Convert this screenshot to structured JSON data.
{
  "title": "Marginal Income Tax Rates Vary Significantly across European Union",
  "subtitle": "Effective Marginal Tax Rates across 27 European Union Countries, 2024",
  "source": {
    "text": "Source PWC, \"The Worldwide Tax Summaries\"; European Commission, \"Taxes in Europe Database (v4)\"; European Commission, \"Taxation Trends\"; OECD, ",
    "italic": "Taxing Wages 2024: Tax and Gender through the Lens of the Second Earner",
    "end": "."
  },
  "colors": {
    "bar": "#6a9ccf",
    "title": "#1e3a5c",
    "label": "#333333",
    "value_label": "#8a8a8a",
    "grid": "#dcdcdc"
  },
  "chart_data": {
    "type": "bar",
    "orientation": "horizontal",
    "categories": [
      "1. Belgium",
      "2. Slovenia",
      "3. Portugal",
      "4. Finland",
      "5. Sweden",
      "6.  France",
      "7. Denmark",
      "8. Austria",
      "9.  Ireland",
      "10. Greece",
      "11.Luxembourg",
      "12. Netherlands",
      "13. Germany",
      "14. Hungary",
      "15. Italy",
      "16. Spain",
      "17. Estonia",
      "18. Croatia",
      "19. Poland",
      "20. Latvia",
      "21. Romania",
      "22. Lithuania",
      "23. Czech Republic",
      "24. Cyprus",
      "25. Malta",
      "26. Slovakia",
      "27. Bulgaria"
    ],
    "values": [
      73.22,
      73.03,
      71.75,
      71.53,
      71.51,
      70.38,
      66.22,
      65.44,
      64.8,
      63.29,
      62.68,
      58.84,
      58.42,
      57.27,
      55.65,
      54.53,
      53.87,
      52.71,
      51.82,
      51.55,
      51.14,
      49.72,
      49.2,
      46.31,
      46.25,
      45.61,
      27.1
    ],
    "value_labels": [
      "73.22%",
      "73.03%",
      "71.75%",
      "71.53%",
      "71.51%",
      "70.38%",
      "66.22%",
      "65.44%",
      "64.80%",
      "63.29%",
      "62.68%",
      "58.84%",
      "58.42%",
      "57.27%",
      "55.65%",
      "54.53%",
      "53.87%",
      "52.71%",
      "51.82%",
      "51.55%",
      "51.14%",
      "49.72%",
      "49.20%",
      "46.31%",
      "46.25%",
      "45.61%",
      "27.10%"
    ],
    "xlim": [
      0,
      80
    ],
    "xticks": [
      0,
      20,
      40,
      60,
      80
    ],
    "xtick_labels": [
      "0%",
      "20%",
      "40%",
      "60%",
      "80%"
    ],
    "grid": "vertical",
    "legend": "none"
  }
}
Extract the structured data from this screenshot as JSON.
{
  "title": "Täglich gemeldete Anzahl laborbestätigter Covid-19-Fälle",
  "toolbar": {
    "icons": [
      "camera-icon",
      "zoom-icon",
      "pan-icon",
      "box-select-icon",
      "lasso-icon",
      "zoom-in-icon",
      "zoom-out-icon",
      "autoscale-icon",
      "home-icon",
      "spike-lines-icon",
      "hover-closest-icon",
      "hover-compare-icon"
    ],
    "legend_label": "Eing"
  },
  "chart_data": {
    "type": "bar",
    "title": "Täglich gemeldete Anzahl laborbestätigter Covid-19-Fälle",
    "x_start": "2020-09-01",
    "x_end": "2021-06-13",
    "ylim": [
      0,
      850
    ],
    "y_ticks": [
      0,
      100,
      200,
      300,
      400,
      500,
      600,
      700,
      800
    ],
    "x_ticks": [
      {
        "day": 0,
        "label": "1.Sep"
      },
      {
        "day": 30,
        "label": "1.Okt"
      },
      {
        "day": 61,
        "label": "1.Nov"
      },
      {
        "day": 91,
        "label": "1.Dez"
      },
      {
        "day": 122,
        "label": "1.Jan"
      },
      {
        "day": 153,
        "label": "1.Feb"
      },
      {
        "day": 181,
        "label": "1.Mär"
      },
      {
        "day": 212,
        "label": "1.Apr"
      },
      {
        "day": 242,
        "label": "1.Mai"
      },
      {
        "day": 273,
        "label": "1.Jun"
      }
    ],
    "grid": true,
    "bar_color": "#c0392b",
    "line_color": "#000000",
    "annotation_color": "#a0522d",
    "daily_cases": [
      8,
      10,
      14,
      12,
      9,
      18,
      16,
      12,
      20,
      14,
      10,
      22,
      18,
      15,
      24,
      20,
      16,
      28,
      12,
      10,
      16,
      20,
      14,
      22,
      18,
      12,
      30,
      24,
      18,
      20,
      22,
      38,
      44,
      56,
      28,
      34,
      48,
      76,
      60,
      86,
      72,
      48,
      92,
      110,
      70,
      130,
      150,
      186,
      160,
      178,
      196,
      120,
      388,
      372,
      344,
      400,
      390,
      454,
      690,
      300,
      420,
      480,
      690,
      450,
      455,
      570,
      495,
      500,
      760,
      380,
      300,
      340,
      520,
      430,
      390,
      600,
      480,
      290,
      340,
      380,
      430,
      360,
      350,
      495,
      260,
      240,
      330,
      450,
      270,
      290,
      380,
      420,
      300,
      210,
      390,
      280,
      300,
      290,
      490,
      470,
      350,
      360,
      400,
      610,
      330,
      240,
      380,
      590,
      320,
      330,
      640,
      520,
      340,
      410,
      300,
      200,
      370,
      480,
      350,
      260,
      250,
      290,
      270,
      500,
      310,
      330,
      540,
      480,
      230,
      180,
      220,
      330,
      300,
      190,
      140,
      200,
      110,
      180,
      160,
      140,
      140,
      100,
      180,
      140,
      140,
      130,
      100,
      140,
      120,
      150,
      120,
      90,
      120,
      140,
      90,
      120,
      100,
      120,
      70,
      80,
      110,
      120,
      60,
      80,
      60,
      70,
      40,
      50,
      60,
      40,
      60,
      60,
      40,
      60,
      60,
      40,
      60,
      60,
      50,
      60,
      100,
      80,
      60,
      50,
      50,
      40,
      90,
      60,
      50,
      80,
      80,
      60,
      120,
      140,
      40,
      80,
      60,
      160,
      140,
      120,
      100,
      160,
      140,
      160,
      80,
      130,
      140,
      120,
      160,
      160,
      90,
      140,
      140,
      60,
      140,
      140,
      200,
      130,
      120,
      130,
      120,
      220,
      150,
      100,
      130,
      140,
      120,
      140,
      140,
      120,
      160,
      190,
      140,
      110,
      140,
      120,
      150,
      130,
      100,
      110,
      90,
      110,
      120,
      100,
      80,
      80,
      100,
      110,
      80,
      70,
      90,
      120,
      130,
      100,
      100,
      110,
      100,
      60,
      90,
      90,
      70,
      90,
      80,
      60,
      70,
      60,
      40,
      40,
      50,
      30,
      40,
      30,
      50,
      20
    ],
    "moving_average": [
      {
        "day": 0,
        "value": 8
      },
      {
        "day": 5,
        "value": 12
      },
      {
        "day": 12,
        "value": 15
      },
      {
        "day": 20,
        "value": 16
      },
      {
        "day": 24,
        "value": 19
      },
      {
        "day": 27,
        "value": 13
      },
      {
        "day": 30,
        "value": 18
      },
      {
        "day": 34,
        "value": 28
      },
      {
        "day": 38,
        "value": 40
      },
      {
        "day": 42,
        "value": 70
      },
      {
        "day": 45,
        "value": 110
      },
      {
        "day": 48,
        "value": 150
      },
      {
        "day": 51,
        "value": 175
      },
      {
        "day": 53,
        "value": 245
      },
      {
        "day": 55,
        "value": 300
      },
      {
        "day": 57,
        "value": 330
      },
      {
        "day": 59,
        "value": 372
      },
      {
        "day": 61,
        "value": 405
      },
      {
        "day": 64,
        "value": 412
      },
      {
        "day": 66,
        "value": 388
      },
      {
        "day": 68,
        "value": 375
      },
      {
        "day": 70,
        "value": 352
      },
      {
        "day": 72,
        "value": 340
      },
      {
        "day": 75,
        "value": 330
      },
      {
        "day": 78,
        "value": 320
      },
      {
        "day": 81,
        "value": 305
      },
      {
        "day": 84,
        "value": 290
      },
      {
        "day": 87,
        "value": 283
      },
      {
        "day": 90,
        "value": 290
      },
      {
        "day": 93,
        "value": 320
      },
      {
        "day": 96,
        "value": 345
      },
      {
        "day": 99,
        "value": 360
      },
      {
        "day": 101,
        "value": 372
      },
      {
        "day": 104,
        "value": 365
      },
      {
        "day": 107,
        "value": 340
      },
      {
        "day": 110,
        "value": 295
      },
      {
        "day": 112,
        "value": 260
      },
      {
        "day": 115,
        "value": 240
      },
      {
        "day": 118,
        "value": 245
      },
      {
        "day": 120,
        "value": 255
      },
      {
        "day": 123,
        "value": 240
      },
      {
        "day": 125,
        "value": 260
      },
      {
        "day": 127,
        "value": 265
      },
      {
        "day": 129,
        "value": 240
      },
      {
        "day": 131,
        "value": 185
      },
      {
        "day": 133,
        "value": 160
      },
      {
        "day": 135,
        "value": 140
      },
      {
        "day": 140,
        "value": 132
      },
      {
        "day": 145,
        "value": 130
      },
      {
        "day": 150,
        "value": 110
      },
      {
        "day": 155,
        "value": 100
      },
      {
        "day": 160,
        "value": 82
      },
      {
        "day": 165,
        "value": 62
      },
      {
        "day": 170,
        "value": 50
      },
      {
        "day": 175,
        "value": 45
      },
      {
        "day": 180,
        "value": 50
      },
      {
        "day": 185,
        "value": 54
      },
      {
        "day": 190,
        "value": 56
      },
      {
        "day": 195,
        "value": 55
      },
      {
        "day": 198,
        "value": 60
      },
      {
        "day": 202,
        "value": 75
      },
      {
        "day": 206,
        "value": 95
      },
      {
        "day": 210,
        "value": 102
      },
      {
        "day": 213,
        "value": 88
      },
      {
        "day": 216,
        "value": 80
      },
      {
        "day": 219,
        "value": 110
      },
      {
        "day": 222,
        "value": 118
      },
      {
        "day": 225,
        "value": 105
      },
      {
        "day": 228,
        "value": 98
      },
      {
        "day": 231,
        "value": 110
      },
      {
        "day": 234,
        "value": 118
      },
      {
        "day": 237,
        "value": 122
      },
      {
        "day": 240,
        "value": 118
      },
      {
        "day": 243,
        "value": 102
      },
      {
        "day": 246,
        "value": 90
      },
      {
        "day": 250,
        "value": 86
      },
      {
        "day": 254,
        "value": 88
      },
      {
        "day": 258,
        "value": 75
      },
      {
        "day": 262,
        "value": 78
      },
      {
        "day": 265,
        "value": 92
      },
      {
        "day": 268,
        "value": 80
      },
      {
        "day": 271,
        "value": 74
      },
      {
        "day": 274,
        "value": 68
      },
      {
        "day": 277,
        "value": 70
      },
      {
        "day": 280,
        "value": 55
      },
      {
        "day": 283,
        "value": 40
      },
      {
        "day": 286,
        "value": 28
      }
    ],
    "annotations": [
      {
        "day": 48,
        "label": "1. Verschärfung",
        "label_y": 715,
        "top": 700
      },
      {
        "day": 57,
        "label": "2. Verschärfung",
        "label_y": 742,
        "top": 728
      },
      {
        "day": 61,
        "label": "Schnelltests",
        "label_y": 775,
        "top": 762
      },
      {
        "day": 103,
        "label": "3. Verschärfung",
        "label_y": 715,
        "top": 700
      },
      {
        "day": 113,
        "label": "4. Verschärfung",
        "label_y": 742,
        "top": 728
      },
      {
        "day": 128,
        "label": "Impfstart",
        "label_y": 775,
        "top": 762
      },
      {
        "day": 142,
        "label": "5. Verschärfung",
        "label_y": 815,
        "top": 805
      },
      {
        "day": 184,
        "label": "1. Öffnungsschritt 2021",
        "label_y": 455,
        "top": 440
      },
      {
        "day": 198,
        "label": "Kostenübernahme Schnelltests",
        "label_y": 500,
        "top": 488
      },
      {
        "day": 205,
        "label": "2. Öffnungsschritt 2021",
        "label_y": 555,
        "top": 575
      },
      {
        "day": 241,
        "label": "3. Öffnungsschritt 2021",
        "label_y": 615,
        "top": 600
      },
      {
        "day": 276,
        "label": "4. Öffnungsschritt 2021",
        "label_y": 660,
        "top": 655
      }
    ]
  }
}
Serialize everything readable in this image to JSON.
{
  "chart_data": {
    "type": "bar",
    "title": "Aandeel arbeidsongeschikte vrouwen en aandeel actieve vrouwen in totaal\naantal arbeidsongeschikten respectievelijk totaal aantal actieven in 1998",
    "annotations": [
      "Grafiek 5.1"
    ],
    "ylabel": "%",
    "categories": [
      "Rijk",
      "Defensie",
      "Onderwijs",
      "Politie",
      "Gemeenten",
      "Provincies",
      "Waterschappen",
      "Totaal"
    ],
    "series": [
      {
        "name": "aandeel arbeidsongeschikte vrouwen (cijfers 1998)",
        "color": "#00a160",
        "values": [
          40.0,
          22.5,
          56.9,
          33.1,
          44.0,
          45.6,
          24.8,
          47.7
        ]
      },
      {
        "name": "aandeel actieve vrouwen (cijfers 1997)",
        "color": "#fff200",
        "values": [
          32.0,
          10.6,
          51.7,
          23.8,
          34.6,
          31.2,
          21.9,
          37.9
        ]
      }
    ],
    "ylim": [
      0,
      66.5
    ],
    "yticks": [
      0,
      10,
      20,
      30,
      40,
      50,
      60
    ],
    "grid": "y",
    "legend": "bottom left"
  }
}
———
◆ Do this
Reproduce exactly the lines from the one containing "Serialize everything readable" through the last line of the records above, including both, and nothing else.

◆ Solution for this task
Serialize everything readable in this image to JSON.
{
  "chart_data": {
    "type": "bar",
    "title": "Aandeel arbeidsongeschikte vrouwen en aandeel actieve vrouwen in totaal\naantal arbeidsongeschikten respectievelijk totaal aantal actieven in 1998",
    "annotations": [
      "Grafiek 5.1"
    ],
    "ylabel": "%",
    "categories": [
      "Rijk",
      "Defensie",
      "Onderwijs",
      "Politie",
      "Gemeenten",
      "Provincies",
      "Waterschappen",
      "Totaal"
    ],
    "series": [
      {
        "name": "aandeel arbeidsongeschikte vrouwen (cijfers 1998)",
        "color": "#00a160",
        "values": [
          40.0,
          22.5,
          56.9,
          33.1,
          44.0,
          45.6,
          24.8,
          47.7
        ]
      },
      {
        "name": "aandeel actieve vrouwen (cijfers 1997)",
        "color": "#fff200",
        "values": [
          32.0,
          10.6,
          51.7,
          23.8,
          34.6,
          31.2,
          21.9,
          37.9
        ]
      }
    ],
    "ylim": [
      0,
      66.5
    ],
    "yticks": [
      0,
      10,
      20,
      30,
      40,
      50,
      60
    ],
    "grid": "y",
    "legend": "bottom left"
  }
}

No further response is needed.